Look for the string "icon" in every line, and copy each line that has it.

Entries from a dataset
>> BEGIN

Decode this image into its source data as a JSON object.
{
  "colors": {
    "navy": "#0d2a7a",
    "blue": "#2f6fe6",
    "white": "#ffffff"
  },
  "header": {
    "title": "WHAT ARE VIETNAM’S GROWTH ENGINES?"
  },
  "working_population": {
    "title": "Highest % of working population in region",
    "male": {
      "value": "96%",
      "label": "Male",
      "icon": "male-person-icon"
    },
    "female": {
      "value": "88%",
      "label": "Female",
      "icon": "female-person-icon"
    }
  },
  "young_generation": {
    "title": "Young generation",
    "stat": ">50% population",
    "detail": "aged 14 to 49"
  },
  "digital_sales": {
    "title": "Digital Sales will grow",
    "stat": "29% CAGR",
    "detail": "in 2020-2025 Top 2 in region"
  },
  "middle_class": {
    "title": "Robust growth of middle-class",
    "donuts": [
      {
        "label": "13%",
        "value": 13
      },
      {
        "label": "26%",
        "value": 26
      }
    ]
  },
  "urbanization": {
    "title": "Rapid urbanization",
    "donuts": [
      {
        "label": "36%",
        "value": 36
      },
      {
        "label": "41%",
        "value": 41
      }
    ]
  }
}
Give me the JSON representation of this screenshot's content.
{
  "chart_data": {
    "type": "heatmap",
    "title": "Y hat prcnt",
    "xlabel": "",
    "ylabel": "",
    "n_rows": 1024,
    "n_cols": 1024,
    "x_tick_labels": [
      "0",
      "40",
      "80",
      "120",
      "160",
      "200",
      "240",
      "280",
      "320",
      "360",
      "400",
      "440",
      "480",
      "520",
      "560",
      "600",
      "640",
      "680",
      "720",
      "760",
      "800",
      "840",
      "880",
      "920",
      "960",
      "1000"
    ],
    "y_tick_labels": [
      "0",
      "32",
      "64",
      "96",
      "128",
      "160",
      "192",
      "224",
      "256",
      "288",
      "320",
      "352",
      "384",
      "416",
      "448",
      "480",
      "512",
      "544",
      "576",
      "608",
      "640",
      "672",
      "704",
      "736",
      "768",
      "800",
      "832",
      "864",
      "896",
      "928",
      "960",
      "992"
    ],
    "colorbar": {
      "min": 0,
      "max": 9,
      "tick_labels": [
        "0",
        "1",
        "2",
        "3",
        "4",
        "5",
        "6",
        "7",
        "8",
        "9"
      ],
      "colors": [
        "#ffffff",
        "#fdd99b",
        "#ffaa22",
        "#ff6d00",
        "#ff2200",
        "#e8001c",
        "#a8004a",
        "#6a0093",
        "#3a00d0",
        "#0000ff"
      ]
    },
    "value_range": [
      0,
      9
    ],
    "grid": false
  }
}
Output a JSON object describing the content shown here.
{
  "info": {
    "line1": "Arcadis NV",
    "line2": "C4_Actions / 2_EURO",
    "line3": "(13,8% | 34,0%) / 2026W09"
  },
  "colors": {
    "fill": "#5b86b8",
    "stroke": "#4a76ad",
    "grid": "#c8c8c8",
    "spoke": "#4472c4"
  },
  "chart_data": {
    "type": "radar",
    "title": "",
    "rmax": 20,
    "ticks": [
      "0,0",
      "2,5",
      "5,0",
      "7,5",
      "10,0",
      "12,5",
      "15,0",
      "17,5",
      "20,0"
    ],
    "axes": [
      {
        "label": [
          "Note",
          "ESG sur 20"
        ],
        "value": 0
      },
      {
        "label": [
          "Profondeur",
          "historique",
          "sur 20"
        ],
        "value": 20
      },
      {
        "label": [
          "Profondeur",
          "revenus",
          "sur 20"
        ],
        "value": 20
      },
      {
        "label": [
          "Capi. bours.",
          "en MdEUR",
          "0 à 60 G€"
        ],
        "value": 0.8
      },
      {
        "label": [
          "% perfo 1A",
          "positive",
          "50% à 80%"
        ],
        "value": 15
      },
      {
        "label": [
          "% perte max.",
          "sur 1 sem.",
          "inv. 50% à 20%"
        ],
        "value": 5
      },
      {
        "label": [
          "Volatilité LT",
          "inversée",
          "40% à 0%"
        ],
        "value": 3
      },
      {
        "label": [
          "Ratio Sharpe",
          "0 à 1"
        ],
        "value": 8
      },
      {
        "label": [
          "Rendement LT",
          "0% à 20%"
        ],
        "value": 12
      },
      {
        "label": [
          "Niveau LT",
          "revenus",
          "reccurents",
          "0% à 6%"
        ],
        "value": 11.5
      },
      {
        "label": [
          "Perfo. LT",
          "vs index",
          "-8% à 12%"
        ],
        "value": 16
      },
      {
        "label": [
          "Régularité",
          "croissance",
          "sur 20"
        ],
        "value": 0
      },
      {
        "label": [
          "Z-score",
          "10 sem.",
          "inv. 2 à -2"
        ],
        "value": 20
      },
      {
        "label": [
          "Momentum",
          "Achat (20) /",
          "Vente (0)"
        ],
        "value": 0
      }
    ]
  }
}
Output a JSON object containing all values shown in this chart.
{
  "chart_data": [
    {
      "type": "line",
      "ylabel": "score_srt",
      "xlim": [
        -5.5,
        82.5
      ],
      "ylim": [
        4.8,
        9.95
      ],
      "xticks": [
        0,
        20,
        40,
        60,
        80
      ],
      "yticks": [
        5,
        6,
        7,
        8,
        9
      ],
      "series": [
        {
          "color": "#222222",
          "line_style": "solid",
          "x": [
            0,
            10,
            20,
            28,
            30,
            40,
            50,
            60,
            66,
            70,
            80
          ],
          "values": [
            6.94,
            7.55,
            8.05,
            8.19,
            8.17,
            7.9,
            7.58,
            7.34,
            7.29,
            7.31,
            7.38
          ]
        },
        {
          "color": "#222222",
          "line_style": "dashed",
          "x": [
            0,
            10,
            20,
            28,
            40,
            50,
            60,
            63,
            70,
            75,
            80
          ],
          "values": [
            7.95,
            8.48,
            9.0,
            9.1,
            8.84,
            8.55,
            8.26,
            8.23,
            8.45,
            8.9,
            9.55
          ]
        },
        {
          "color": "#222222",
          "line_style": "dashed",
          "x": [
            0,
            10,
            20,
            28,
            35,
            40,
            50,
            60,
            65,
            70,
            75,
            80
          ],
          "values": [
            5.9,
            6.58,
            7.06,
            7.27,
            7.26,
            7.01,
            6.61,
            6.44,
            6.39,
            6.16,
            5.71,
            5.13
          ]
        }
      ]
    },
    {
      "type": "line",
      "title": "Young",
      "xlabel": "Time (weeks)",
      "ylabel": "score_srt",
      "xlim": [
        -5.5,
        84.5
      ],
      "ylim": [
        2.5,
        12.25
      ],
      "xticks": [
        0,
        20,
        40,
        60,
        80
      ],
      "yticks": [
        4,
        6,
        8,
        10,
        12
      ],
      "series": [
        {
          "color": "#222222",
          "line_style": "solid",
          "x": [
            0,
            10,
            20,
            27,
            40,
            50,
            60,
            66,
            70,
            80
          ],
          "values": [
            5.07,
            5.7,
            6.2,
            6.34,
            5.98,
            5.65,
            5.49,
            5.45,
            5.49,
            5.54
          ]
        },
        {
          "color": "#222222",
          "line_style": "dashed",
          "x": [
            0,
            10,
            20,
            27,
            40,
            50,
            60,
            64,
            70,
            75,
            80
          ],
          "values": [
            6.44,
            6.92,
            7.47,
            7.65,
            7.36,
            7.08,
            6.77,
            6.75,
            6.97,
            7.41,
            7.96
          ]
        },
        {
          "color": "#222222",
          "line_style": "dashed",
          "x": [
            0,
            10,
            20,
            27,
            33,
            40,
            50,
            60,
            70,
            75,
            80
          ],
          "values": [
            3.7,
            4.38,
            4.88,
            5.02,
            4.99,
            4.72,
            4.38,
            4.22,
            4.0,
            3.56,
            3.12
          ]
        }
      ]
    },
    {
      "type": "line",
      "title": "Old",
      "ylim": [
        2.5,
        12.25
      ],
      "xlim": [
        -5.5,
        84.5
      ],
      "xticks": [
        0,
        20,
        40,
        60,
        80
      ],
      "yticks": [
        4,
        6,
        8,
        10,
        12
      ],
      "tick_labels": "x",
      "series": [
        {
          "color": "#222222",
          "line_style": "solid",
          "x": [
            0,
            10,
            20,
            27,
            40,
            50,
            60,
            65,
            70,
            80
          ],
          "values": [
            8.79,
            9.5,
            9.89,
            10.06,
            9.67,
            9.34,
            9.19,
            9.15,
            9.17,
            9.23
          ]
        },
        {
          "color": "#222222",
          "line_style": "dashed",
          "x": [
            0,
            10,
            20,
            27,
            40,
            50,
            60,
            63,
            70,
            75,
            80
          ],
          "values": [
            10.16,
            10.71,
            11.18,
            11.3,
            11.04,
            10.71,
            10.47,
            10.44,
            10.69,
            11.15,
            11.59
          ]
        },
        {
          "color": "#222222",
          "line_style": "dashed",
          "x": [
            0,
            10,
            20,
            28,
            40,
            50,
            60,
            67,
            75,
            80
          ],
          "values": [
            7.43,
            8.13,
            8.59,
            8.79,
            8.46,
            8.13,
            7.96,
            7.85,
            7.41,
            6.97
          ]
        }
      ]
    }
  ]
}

>> END

RESPONSE FOR THIS EXERCISE:
      "icon": "male-person-icon"
      "icon": "female-person-icon"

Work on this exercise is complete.